* **Exercise task**:
Select the lines below containing the word "Music".

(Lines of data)
============================================================

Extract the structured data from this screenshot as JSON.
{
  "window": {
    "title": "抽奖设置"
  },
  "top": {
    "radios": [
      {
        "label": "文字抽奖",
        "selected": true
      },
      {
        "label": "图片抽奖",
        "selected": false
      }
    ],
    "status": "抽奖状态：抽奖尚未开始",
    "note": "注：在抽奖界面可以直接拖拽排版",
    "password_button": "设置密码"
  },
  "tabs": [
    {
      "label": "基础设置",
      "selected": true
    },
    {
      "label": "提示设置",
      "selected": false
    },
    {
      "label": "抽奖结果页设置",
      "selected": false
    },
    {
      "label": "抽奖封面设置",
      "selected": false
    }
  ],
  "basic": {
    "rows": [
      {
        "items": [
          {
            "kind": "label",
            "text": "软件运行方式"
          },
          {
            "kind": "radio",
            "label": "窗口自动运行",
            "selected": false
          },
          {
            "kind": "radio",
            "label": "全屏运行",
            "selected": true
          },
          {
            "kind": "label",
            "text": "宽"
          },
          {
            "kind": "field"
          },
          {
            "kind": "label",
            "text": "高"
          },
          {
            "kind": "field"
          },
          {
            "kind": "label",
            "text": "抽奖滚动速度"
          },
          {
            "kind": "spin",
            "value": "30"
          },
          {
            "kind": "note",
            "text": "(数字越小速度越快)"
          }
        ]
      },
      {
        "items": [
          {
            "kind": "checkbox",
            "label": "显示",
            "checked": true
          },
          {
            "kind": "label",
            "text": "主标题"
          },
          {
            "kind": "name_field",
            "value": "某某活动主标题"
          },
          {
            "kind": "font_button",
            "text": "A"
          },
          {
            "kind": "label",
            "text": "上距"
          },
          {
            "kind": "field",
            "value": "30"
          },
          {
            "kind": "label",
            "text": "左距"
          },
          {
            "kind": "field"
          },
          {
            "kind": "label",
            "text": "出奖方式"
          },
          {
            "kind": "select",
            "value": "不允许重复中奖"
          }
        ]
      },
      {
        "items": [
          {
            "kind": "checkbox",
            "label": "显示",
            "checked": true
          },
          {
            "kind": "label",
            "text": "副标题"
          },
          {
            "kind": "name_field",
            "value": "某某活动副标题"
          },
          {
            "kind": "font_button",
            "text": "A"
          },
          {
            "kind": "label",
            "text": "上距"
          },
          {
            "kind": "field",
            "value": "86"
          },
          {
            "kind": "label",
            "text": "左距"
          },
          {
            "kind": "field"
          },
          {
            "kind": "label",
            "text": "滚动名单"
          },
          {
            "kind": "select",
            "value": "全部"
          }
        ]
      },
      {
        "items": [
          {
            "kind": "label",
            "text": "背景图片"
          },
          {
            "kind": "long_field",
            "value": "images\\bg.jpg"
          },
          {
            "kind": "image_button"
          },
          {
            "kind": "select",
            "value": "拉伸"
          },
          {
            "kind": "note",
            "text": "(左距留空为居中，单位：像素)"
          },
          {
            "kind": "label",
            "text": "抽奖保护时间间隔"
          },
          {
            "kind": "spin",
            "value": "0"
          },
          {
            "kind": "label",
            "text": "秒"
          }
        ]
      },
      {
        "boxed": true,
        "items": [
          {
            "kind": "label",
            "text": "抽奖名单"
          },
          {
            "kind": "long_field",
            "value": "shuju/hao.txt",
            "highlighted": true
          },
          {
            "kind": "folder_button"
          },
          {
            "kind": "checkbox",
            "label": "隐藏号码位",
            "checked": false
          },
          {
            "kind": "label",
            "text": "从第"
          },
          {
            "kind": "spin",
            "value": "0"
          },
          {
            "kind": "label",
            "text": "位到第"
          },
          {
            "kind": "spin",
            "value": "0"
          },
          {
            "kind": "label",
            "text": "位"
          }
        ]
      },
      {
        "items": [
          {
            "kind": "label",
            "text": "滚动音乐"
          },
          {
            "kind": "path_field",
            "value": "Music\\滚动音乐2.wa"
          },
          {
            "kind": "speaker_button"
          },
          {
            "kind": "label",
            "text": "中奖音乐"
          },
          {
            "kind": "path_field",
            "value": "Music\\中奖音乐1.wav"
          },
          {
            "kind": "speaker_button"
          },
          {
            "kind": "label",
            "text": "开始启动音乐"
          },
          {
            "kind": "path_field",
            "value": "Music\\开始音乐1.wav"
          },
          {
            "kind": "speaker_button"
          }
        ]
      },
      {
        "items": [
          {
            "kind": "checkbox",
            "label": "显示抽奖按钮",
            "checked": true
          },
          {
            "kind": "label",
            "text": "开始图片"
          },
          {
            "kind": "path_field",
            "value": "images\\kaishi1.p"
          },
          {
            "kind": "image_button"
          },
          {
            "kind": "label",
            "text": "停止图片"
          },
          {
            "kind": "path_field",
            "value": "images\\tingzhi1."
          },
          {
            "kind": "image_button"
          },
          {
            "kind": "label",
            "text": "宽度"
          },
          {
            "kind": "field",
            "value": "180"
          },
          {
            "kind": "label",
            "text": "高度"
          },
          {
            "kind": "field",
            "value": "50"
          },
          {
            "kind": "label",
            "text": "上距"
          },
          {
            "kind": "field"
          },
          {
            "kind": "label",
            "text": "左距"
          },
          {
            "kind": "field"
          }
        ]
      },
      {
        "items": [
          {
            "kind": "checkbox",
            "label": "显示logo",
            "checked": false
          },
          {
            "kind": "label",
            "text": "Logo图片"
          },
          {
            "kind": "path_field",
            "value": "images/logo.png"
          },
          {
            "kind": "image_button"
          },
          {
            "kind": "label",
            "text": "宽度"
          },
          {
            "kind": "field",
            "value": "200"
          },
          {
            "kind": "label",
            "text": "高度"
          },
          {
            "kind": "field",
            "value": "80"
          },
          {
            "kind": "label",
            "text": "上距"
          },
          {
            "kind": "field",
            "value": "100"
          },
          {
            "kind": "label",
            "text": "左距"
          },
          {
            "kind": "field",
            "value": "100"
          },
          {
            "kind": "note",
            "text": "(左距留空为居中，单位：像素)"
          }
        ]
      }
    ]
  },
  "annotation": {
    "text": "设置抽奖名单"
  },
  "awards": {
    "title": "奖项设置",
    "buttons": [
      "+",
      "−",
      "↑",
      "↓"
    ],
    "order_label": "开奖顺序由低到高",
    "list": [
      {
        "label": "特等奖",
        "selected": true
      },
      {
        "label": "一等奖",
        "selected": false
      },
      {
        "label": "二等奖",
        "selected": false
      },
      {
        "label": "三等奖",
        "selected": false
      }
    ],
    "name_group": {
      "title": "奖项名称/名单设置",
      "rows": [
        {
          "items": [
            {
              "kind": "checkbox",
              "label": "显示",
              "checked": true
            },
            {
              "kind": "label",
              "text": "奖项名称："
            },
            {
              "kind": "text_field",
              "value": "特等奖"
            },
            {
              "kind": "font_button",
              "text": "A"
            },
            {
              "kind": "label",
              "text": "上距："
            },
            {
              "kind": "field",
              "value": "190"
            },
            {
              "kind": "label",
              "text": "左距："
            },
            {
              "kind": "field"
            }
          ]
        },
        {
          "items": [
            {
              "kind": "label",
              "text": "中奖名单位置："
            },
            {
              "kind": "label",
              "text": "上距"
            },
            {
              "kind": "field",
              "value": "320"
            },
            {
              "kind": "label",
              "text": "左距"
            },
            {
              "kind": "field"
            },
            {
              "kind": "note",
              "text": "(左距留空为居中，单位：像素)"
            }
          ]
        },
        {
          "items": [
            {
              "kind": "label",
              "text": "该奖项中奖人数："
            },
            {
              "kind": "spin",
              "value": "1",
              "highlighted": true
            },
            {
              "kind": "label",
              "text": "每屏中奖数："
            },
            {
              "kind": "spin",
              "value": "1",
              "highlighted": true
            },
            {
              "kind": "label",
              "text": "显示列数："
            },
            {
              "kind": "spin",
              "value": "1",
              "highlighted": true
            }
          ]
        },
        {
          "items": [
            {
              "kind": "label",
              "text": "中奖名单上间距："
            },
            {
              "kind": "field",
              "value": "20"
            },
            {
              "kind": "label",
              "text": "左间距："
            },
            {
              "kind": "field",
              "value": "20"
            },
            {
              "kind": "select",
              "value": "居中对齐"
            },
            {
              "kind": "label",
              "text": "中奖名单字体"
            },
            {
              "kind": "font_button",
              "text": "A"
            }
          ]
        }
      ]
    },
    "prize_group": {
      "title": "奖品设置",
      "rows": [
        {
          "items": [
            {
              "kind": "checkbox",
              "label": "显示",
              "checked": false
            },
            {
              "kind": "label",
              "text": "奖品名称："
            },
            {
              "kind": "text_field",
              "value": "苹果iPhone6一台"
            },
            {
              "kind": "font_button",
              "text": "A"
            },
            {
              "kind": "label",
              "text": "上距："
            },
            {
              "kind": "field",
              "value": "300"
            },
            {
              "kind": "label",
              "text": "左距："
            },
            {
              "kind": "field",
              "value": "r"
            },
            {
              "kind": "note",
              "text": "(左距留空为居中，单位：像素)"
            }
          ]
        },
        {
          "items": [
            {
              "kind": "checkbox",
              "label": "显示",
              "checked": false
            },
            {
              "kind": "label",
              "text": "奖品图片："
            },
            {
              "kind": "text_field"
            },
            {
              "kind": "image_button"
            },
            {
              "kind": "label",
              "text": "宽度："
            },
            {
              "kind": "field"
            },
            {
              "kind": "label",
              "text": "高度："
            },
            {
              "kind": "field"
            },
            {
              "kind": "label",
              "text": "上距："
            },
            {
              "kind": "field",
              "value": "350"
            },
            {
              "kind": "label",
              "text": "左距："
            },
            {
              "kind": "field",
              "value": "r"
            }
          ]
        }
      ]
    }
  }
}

============================================================

* **Task result**:
            "value": "Music\\滚动音乐2.wa"
            "value": "Music\\中奖音乐1.wav"
            "value": "Music\\开始音乐1.wav"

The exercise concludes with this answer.